*SET EXERCISE*. Extract every entry word for word.

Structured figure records

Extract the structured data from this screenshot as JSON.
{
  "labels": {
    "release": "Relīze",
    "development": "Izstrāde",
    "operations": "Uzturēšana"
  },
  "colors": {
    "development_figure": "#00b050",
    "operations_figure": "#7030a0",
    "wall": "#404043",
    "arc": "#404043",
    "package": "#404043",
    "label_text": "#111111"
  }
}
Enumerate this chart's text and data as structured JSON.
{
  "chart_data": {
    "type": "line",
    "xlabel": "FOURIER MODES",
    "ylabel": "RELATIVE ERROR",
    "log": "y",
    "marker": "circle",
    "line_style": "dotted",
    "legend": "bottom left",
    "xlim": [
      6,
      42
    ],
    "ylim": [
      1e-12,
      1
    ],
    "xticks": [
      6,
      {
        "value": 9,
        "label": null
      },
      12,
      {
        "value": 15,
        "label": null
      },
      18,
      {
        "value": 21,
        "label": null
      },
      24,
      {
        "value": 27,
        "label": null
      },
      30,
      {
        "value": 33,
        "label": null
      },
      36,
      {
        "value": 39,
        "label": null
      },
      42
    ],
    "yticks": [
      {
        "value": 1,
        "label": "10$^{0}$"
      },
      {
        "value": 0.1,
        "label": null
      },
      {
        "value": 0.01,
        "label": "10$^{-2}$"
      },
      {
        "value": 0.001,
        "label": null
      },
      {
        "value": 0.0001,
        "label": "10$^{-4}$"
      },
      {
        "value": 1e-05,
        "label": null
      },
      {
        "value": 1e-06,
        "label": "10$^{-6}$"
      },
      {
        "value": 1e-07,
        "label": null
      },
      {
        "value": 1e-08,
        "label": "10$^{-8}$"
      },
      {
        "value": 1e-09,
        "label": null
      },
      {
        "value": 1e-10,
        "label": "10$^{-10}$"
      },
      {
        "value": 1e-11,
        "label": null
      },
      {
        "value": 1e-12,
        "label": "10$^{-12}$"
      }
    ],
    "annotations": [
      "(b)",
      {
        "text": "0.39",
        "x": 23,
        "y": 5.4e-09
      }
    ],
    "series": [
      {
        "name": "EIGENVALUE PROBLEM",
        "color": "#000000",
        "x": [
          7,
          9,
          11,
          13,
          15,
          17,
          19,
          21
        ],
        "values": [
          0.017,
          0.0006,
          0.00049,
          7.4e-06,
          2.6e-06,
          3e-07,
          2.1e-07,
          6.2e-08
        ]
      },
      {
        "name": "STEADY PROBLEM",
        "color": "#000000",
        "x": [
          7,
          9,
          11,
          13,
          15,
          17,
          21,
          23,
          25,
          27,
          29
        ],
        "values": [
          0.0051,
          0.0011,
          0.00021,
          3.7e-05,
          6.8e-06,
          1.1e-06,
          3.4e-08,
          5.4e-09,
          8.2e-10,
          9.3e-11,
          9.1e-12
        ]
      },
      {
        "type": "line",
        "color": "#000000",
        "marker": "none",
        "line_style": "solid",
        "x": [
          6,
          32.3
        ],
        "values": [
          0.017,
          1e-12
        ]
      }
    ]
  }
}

*THE RESULT*.
Extract the structured data from this screenshot as JSON.
{
  "labels": {
    "release": "Relīze",
    "development": "Izstrāde",
    "operations": "Uzturēšana"
  },
  "colors": {
    "development_figure": "#00b050",
    "operations_figure": "#7030a0",
    "wall": "#404043",
    "arc": "#404043",
    "package": "#404043",
    "label_text": "#111111"
  }
}
Enumerate this chart's text and data as structured JSON.
{
  "chart_data": {
    "type": "line",
    "xlabel": "FOURIER MODES",
    "ylabel": "RELATIVE ERROR",
    "log": "y",
    "marker": "circle",
    "line_style": "dotted",
    "legend": "bottom left",
    "xlim": [
      6,
      42
    ],
    "ylim": [
      1e-12,
      1
    ],
    "xticks": [
      6,
      {
        "value": 9,
        "label": null
      },
      12,
      {
        "value": 15,
        "label": null
      },
      18,
      {
        "value": 21,
        "label": null
      },
      24,
      {
        "value": 27,
        "label": null
      },
      30,
      {
        "value": 33,
        "label": null
      },
      36,
      {
        "value": 39,
        "label": null
      },
      42
    ],
    "yticks": [
      {
        "value": 1,
        "label": "10$^{0}$"
      },
      {
        "value": 0.1,
        "label": null
      },
      {
        "value": 0.01,
        "label": "10$^{-2}$"
      },
      {
        "value": 0.001,
        "label": null
      },
      {
        "value": 0.0001,
        "label": "10$^{-4}$"
      },
      {
        "value": 1e-05,
        "label": null
      },
      {
        "value": 1e-06,
        "label": "10$^{-6}$"
      },
      {
        "value": 1e-07,
        "label": null
      },
      {
        "value": 1e-08,
        "label": "10$^{-8}$"
      },
      {
        "value": 1e-09,
        "label": null
      },
      {
        "value": 1e-10,
        "label": "10$^{-10}$"
      },
      {
        "value": 1e-11,
        "label": null
      },
      {
        "value": 1e-12,
        "label": "10$^{-12}$"
      }
    ],
    "annotations": [
      "(b)",
      {
        "text": "0.39",
        "x": 23,
        "y": 5.4e-09
      }
    ],
    "series": [
      {
        "name": "EIGENVALUE PROBLEM",
        "color": "#000000",
        "x": [
          7,
          9,
          11,
          13,
          15,
          17,
          19,
          21
        ],
        "values": [
          0.017,
          0.0006,
          0.00049,
          7.4e-06,
          2.6e-06,
          3e-07,
          2.1e-07,
          6.2e-08
        ]
      },
      {
        "name": "STEADY PROBLEM",
        "color": "#000000",
        "x": [
          7,
          9,
          11,
          13,
          15,
          17,
          21,
          23,
          25,
          27,
          29
        ],
        "values": [
          0.0051,
          0.0011,
          0.00021,
          3.7e-05,
          6.8e-06,
          1.1e-06,
          3.4e-08,
          5.4e-09,
          8.2e-10,
          9.3e-11,
          9.1e-12
        ]
      },
      {
        "type": "line",
        "color": "#000000",
        "marker": "none",
        "line_style": "solid",
        "x": [
          6,
          32.3
        ],
        "values": [
          0.017,
          1e-12
        ]
      }
    ]
  }
}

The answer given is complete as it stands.